**TASK**
Nothing but the data itself, reproduced exactly, is the expected answer.

Figure record extracts
------------------------

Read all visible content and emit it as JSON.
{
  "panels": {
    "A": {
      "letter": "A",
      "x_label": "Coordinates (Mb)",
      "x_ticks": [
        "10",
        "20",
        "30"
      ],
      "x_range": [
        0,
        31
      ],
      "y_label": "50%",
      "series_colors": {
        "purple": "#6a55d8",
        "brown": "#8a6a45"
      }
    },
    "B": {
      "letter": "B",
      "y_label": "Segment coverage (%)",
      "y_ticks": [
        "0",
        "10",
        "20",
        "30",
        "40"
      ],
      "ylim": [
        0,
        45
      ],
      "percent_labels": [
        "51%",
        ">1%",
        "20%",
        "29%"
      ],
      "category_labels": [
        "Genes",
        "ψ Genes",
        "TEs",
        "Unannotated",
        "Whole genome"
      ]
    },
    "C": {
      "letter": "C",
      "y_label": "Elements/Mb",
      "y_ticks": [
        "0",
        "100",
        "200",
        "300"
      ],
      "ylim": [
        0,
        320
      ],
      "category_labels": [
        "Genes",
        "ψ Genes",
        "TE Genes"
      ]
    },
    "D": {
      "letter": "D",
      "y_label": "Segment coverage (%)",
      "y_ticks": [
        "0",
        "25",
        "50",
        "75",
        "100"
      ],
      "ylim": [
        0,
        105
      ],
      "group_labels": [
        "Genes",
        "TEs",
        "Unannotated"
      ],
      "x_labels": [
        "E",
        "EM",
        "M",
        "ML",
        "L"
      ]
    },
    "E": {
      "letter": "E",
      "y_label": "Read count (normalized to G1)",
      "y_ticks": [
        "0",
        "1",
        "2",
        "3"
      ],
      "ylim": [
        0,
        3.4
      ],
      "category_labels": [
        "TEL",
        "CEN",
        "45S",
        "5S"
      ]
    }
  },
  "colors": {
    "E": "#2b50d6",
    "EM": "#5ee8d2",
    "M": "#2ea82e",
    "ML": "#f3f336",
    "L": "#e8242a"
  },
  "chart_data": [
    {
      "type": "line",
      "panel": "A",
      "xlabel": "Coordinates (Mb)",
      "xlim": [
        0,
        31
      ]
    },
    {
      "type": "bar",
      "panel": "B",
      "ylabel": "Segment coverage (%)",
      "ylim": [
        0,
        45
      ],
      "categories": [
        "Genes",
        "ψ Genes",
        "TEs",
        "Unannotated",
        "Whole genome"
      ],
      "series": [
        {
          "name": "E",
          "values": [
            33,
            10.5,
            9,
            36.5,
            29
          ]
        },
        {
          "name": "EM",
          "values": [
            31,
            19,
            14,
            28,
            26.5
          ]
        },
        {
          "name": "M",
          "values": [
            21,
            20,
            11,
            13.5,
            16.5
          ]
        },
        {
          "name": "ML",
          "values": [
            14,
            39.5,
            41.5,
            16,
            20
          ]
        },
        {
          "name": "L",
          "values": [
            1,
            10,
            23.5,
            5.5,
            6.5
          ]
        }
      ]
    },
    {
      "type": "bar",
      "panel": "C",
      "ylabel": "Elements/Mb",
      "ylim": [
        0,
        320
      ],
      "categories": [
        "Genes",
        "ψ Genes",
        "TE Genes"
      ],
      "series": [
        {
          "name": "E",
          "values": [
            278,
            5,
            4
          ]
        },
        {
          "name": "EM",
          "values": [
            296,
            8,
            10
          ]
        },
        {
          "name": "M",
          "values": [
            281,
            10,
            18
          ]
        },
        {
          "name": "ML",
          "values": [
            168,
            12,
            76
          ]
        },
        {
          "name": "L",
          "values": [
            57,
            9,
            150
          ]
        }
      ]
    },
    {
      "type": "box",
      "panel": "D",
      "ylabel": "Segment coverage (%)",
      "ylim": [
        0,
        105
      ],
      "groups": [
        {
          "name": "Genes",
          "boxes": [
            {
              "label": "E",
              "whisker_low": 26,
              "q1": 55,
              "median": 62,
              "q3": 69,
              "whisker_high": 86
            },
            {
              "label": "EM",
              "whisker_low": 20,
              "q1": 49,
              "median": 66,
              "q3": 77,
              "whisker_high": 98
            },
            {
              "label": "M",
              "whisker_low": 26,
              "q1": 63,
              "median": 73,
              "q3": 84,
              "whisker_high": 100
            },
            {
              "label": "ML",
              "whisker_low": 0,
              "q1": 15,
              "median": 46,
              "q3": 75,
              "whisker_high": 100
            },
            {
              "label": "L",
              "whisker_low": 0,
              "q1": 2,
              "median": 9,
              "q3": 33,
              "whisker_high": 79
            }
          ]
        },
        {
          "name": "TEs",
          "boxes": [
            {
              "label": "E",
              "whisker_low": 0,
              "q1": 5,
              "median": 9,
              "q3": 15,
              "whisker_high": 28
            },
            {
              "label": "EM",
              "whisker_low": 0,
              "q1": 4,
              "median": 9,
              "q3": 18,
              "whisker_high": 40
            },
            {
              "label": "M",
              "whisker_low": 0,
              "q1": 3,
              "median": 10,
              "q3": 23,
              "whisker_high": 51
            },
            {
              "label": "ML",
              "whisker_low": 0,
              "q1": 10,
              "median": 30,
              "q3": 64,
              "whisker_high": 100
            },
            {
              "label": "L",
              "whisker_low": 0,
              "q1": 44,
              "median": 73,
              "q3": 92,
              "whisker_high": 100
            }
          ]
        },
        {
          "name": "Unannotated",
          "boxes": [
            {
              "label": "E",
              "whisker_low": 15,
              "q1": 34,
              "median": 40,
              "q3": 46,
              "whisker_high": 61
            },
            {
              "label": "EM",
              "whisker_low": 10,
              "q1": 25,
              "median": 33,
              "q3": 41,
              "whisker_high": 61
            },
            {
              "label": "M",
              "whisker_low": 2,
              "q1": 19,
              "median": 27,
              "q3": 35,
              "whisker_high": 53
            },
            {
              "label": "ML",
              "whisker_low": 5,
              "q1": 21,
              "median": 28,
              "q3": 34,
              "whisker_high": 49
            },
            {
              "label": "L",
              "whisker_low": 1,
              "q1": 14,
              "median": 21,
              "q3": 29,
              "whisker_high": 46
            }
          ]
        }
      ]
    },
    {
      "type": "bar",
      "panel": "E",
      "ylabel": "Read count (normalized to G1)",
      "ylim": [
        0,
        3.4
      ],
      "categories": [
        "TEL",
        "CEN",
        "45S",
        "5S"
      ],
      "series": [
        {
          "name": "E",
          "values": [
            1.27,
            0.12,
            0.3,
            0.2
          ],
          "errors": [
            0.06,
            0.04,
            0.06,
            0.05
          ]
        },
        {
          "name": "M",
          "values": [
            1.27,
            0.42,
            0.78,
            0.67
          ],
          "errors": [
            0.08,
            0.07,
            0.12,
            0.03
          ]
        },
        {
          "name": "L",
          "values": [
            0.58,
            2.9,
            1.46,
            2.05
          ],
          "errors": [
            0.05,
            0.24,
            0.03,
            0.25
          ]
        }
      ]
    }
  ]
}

------------------------

**ANSWER BOX**
Read all visible content and emit it as JSON.
{
  "panels": {
    "A": {
      "letter": "A",
      "x_label": "Coordinates (Mb)",
      "x_ticks": [
        "10",
        "20",
        "30"
      ],
      "x_range": [
        0,
        31
      ],
      "y_label": "50%",
      "series_colors": {
        "purple": "#6a55d8",
        "brown": "#8a6a45"
      }
    },
    "B": {
      "letter": "B",
      "y_label": "Segment coverage (%)",
      "y_ticks": [
        "0",
        "10",
        "20",
        "30",
        "40"
      ],
      "ylim": [
        0,
        45
      ],
      "percent_labels": [
        "51%",
        ">1%",
        "20%",
        "29%"
      ],
      "category_labels": [
        "Genes",
        "ψ Genes",
        "TEs",
        "Unannotated",
        "Whole genome"
      ]
    },
    "C": {
      "letter": "C",
      "y_label": "Elements/Mb",
      "y_ticks": [
        "0",
        "100",
        "200",
        "300"
      ],
      "ylim": [
        0,
        320
      ],
      "category_labels": [
        "Genes",
        "ψ Genes",
        "TE Genes"
      ]
    },
    "D": {
      "letter": "D",
      "y_label": "Segment coverage (%)",
      "y_ticks": [
        "0",
        "25",
        "50",
        "75",
        "100"
      ],
      "ylim": [
        0,
        105
      ],
      "group_labels": [
        "Genes",
        "TEs",
        "Unannotated"
      ],
      "x_labels": [
        "E",
        "EM",
        "M",
        "ML",
        "L"
      ]
    },
    "E": {
      "letter": "E",
      "y_label": "Read count (normalized to G1)",
      "y_ticks": [
        "0",
        "1",
        "2",
        "3"
      ],
      "ylim": [
        0,
        3.4
      ],
      "category_labels": [
        "TEL",
        "CEN",
        "45S",
        "5S"
      ]
    }
  },
  "colors": {
    "E": "#2b50d6",
    "EM": "#5ee8d2",
    "M": "#2ea82e",
    "ML": "#f3f336",
    "L": "#e8242a"
  },
  "chart_data": [
    {
      "type": "line",
      "panel": "A",
      "xlabel": "Coordinates (Mb)",
      "xlim": [
        0,
        31
      ]
    },
    {
      "type": "bar",
      "panel": "B",
      "ylabel": "Segment coverage (%)",
      "ylim": [
        0,
        45
      ],
      "categories": [
        "Genes",
        "ψ Genes",
        "TEs",
        "Unannotated",
        "Whole genome"
      ],
      "series": [
        {
          "name": "E",
          "values": [
            33,
            10.5,
            9,
            36.5,
            29
          ]
        },
        {
          "name": "EM",
          "values": [
            31,
            19,
            14,
            28,
            26.5
          ]
        },
        {
          "name": "M",
          "values": [
            21,
            20,
            11,
            13.5,
            16.5
          ]
        },
        {
          "name": "ML",
          "values": [
            14,
            39.5,
            41.5,
            16,
            20
          ]
        },
        {
          "name": "L",
          "values": [
            1,
            10,
            23.5,
            5.5,
            6.5
          ]
        }
      ]
    },
    {
      "type": "bar",
      "panel": "C",
      "ylabel": "Elements/Mb",
      "ylim": [
        0,
        320
      ],
      "categories": [
        "Genes",
        "ψ Genes",
        "TE Genes"
      ],
      "series": [
        {
          "name": "E",
          "values": [
            278,
            5,
            4
          ]
        },
        {
          "name": "EM",
          "values": [
            296,
            8,
            10
          ]
        },
        {
          "name": "M",
          "values": [
            281,
            10,
            18
          ]
        },
        {
          "name": "ML",
          "values": [
            168,
            12,
            76
          ]
        },
        {
          "name": "L",
          "values": [
            57,
            9,
            150
          ]
        }
      ]
    },
    {
      "type": "box",
      "panel": "D",
      "ylabel": "Segment coverage (%)",
      "ylim": [
        0,
        105
      ],
      "groups": [
        {
          "name": "Genes",
          "boxes": [
            {
              "label": "E",
              "whisker_low": 26,
              "q1": 55,
              "median": 62,
              "q3": 69,
              "whisker_high": 86
            },
            {
              "label": "EM",
              "whisker_low": 20,
              "q1": 49,
              "median": 66,
              "q3": 77,
              "whisker_high": 98
            },
            {
              "label": "M",
              "whisker_low": 26,
              "q1": 63,
              "median": 73,
              "q3": 84,
              "whisker_high": 100
            },
            {
              "label": "ML",
              "whisker_low": 0,
              "q1": 15,
              "median": 46,
              "q3": 75,
              "whisker_high": 100
            },
            {
              "label": "L",
              "whisker_low": 0,
              "q1": 2,
              "median": 9,
              "q3": 33,
              "whisker_high": 79
            }
          ]
        },
        {
          "name": "TEs",
          "boxes": [
            {
              "label": "E",
              "whisker_low": 0,
              "q1": 5,
              "median": 9,
              "q3": 15,
              "whisker_high": 28
            },
            {
              "label": "EM",
              "whisker_low": 0,
              "q1": 4,
              "median": 9,
              "q3": 18,
              "whisker_high": 40
            },
            {
              "label": "M",
              "whisker_low": 0,
              "q1": 3,
              "median": 10,
              "q3": 23,
              "whisker_high": 51
            },
            {
              "label": "ML",
              "whisker_low": 0,
              "q1": 10,
              "median": 30,
              "q3": 64,
              "whisker_high": 100
            },
            {
              "label": "L",
              "whisker_low": 0,
              "q1": 44,
              "median": 73,
              "q3": 92,
              "whisker_high": 100
            }
          ]
        },
        {
          "name": "Unannotated",
          "boxes": [
            {
              "label": "E",
              "whisker_low": 15,
              "q1": 34,
              "median": 40,
              "q3": 46,
              "whisker_high": 61
            },
            {
              "label": "EM",
              "whisker_low": 10,
              "q1": 25,
              "median": 33,
              "q3": 41,
              "whisker_high": 61
            },
            {
              "label": "M",
              "whisker_low": 2,
              "q1": 19,
              "median": 27,
              "q3": 35,
              "whisker_high": 53
            },
            {
              "label": "ML",
              "whisker_low": 5,
              "q1": 21,
              "median": 28,
              "q3": 34,
              "whisker_high": 49
            },
            {
              "label": "L",
              "whisker_low": 1,
              "q1": 14,
              "median": 21,
              "q3": 29,
              "whisker_high": 46
            }
          ]
        }
      ]
    },
    {
      "type": "bar",
      "panel": "E",
      "ylabel": "Read count (normalized to G1)",
      "ylim": [
        0,
        3.4
      ],
      "categories": [
        "TEL",
        "CEN",
        "45S",
        "5S"
      ],
      "series": [
        {
          "name": "E",
          "values": [
            1.27,
            0.12,
            0.3,
            0.2
          ],
          "errors": [
            0.06,
            0.04,
            0.06,
            0.05
          ]
        },
        {
          "name": "M",
          "values": [
            1.27,
            0.42,
            0.78,
            0.67
          ],
          "errors": [
            0.08,
            0.07,
            0.12,
            0.03
          ]
        },
        {
          "name": "L",
          "values": [
            0.58,
            2.9,
            1.46,
            2.05
          ],
          "errors": [
            0.05,
            0.24,
            0.03,
            0.25
          ]
        }
      ]
    }
  ]
}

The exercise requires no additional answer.